GIVEN ENTRIES:
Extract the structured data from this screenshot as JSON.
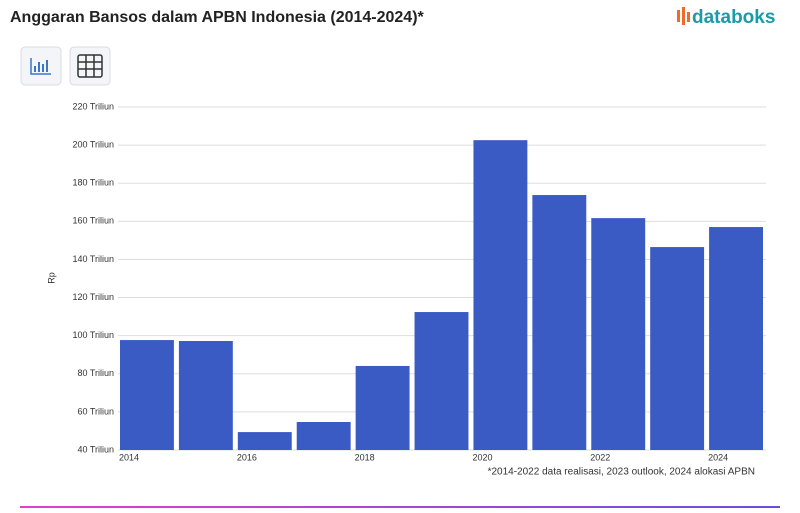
{
  "logo": "databoks",
  "chart_data": {
    "type": "bar",
    "title": "Anggaran Bansos dalam APBN Indonesia (2014-2024)*",
    "y_label": "Rp",
    "footnote": "*2014-2022 data realisasi, 2023 outlook, 2024 alokasi APBN",
    "categories": [
      "2014",
      null,
      "2016",
      null,
      "2018",
      null,
      "2020",
      null,
      "2022",
      null,
      "2024"
    ],
    "values": [
      97.7,
      97.2,
      49.4,
      54.7,
      84.1,
      112.4,
      202.6,
      173.8,
      161.7,
      146.5,
      157
    ],
    "color": "#3b5bc4",
    "ylim": [
      40,
      220
    ],
    "yticks": [
      {
        "value": 40,
        "label": "40 Triliun"
      },
      {
        "value": 60,
        "label": "60 Triliun"
      },
      {
        "value": 80,
        "label": "80 Triliun"
      },
      {
        "value": 100,
        "label": "100 Triliun"
      },
      {
        "value": 120,
        "label": "120 Triliun"
      },
      {
        "value": 140,
        "label": "140 Triliun"
      },
      {
        "value": 160,
        "label": "160 Triliun"
      },
      {
        "value": 180,
        "label": "180 Triliun"
      },
      {
        "value": 200,
        "label": "200 Triliun"
      },
      {
        "value": 220,
        "label": "220 Triliun"
      }
    ],
    "grid": true
  }
}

EXERCISE: Leave out the pictures and copy everything else in the records word for word.

SOLUTION:
Extract the structured data from this screenshot as JSON.
{
  "logo": "databoks",
  "chart_data": {
    "type": "bar",
    "title": "Anggaran Bansos dalam APBN Indonesia (2014-2024)*",
    "y_label": "Rp",
    "footnote": "*2014-2022 data realisasi, 2023 outlook, 2024 alokasi APBN",
    "categories": [
      "2014",
      null,
      "2016",
      null,
      "2018",
      null,
      "2020",
      null,
      "2022",
      null,
      "2024"
    ],
    "values": [
      97.7,
      97.2,
      49.4,
      54.7,
      84.1,
      112.4,
      202.6,
      173.8,
      161.7,
      146.5,
      157
    ],
    "color": "#3b5bc4",
    "ylim": [
      40,
      220
    ],
    "yticks": [
      {
        "value": 40,
        "label": "40 Triliun"
      },
      {
        "value": 60,
        "label": "60 Triliun"
      },
      {
        "value": 80,
        "label": "80 Triliun"
      },
      {
        "value": 100,
        "label": "100 Triliun"
      },
      {
        "value": 120,
        "label": "120 Triliun"
      },
      {
        "value": 140,
        "label": "140 Triliun"
      },
      {
        "value": 160,
        "label": "160 Triliun"
      },
      {
        "value": 180,
        "label": "180 Triliun"
      },
      {
        "value": 200,
        "label": "200 Triliun"
      },
      {
        "value": 220,
        "label": "220 Triliun"
      }
    ],
    "grid": true
  }
}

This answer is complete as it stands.